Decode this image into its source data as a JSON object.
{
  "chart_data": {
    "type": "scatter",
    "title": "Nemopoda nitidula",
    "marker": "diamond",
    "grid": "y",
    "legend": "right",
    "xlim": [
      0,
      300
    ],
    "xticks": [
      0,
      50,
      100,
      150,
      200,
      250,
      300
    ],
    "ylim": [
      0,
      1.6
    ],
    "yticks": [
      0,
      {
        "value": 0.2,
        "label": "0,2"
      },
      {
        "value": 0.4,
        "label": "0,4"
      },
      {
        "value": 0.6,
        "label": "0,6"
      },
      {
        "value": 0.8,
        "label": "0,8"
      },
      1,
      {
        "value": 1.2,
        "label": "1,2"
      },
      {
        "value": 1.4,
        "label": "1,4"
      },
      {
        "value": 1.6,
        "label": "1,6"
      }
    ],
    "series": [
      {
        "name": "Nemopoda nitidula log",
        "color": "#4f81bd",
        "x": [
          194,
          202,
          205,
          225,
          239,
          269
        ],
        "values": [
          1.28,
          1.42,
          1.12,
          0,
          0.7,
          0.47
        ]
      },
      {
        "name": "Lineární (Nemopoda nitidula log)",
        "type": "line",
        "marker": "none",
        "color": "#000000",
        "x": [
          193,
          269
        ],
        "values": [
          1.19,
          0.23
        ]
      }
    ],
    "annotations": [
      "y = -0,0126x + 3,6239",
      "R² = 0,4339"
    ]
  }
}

---

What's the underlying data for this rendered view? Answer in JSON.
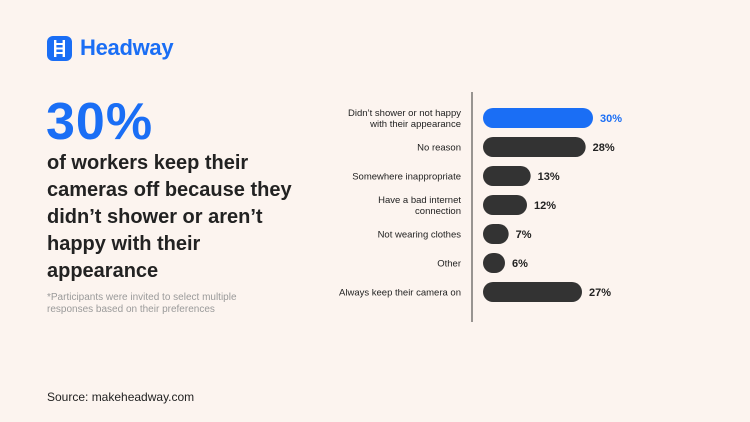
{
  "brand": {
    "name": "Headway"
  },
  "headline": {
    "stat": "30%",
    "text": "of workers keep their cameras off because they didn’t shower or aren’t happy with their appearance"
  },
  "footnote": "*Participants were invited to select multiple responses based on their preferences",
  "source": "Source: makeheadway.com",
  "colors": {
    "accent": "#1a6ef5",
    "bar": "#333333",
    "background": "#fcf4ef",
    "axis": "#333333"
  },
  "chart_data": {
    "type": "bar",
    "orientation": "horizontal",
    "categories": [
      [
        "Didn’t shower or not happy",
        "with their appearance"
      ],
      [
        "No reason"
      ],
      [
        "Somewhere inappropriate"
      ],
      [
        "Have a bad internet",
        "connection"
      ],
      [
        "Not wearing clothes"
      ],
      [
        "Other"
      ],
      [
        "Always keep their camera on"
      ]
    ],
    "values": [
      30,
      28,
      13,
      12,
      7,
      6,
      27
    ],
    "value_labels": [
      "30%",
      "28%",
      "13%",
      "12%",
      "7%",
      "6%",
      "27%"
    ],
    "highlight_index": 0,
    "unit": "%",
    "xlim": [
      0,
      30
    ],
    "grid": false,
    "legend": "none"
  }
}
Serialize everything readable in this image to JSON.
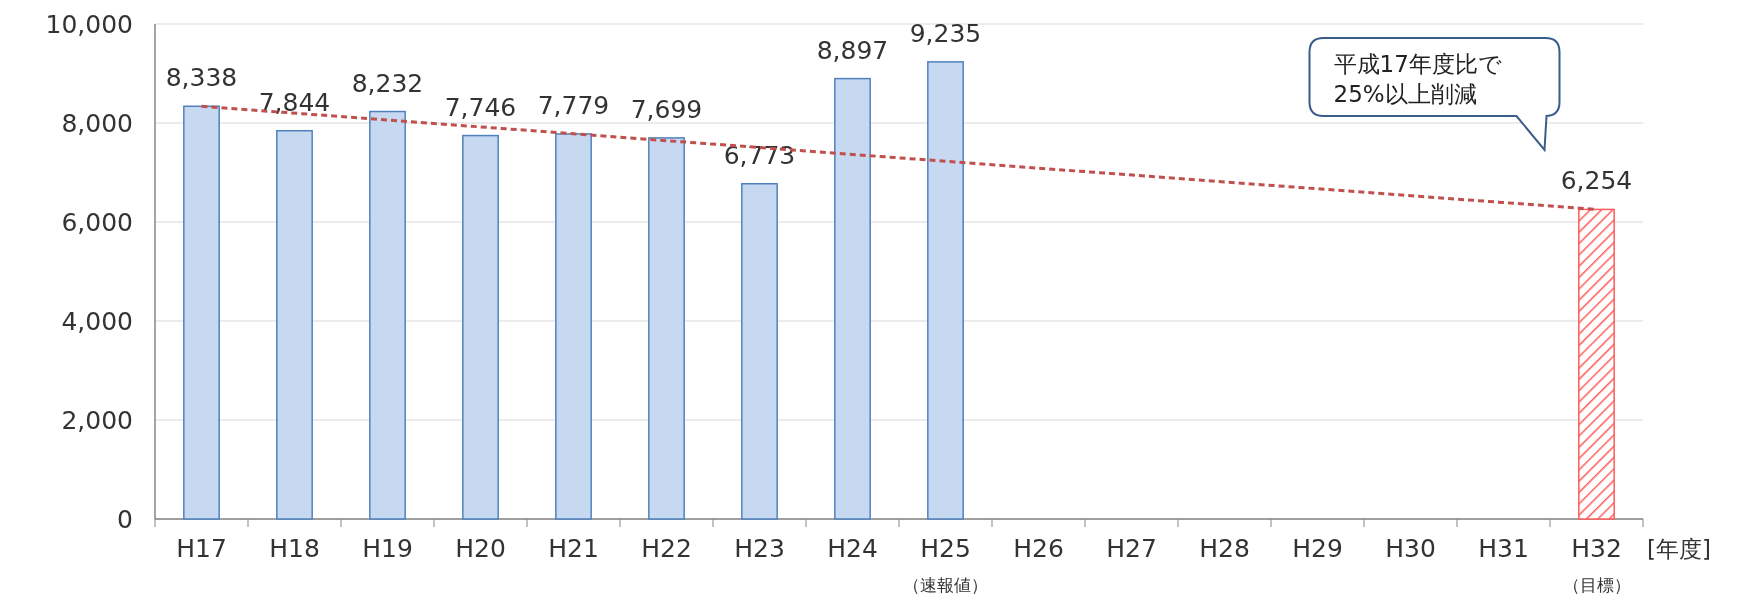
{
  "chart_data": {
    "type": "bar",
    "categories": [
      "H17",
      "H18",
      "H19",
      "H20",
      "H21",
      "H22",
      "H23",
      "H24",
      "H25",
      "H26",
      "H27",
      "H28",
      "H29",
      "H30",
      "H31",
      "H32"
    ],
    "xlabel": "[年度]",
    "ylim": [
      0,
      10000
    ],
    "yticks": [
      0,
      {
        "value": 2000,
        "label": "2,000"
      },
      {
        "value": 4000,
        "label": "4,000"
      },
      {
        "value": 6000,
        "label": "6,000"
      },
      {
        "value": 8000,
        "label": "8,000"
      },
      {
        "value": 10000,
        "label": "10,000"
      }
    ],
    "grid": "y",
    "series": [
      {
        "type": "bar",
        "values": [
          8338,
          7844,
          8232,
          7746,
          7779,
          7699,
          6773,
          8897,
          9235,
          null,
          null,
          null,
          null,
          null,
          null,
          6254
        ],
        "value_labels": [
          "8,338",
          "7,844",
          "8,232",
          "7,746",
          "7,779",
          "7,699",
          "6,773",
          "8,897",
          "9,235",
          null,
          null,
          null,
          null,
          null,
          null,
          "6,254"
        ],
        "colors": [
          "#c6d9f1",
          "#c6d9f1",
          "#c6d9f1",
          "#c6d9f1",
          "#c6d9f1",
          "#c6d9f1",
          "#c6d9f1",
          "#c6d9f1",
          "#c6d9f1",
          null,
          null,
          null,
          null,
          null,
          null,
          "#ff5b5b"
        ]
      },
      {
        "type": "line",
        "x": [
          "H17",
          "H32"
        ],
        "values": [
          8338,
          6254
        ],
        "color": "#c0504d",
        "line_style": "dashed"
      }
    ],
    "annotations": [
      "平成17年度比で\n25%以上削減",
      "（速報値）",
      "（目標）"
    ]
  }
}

## Work instructions
Find the lines containing "this" and pull them out.

## Written answer
Decode this image into its source data as a JSON object.
What's the underlying data for this rendered view? Answer in JSON.
Serialize everything readable in this image to JSON.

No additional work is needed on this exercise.